> [DIRECTIVE]
Omit all pictures. Copy the rest of the material exactly.
INPUT FOR THIS TASK start
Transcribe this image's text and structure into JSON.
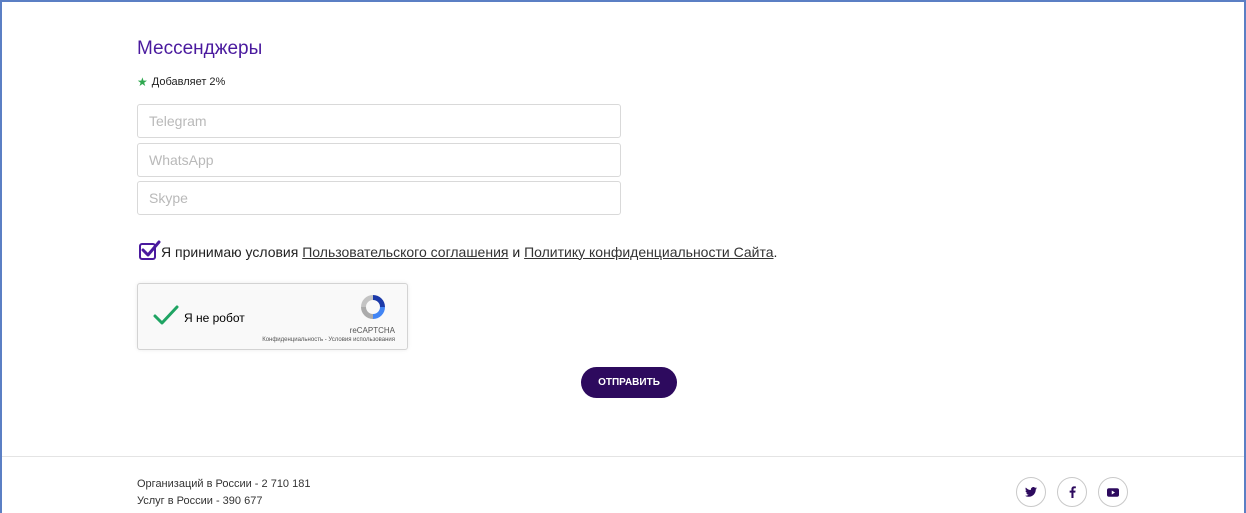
{
  "section": {
    "title": "Мессенджеры",
    "bonus": "Добавляет 2%"
  },
  "fields": {
    "telegram_placeholder": "Telegram",
    "whatsapp_placeholder": "WhatsApp",
    "skype_placeholder": "Skype"
  },
  "agreement": {
    "prefix": "Я принимаю условия",
    "link1": "Пользовательского соглашения",
    "conj": "и",
    "link2": "Политику конфиденциальности Сайта",
    "suffix": ".",
    "checked": true
  },
  "recaptcha": {
    "label": "Я не робот",
    "brand": "reCAPTCHA",
    "terms": "Конфиденциальность - Условия использования",
    "checked": true
  },
  "submit_label": "ОТПРАВИТЬ",
  "footer": {
    "stat_org": "Организаций в России - 2 710 181",
    "stat_svc": "Услуг в России - 390 677",
    "social": [
      "twitter-icon",
      "facebook-icon",
      "youtube-icon"
    ]
  },
  "colors": {
    "accent": "#4a1a9e",
    "button": "#2d0a5e",
    "star": "#2fa84f",
    "check": "#1fa463"
  }
}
INPUT FOR THIS TASK end
> [SOLUTION]
Transcribe this image's text and structure into JSON.
{
  "section": {
    "title": "Мессенджеры",
    "bonus": "Добавляет 2%"
  },
  "fields": {
    "telegram_placeholder": "Telegram",
    "whatsapp_placeholder": "WhatsApp",
    "skype_placeholder": "Skype"
  },
  "agreement": {
    "prefix": "Я принимаю условия",
    "link1": "Пользовательского соглашения",
    "conj": "и",
    "link2": "Политику конфиденциальности Сайта",
    "suffix": ".",
    "checked": true
  },
  "recaptcha": {
    "label": "Я не робот",
    "brand": "reCAPTCHA",
    "terms": "Конфиденциальность - Условия использования",
    "checked": true
  },
  "submit_label": "ОТПРАВИТЬ",
  "footer": {
    "stat_org": "Организаций в России - 2 710 181",
    "stat_svc": "Услуг в России - 390 677",
    "social": [
      "twitter-icon",
      "facebook-icon",
      "youtube-icon"
    ]
  },
  "colors": {
    "accent": "#4a1a9e",
    "button": "#2d0a5e",
    "star": "#2fa84f",
    "check": "#1fa463"
  }
}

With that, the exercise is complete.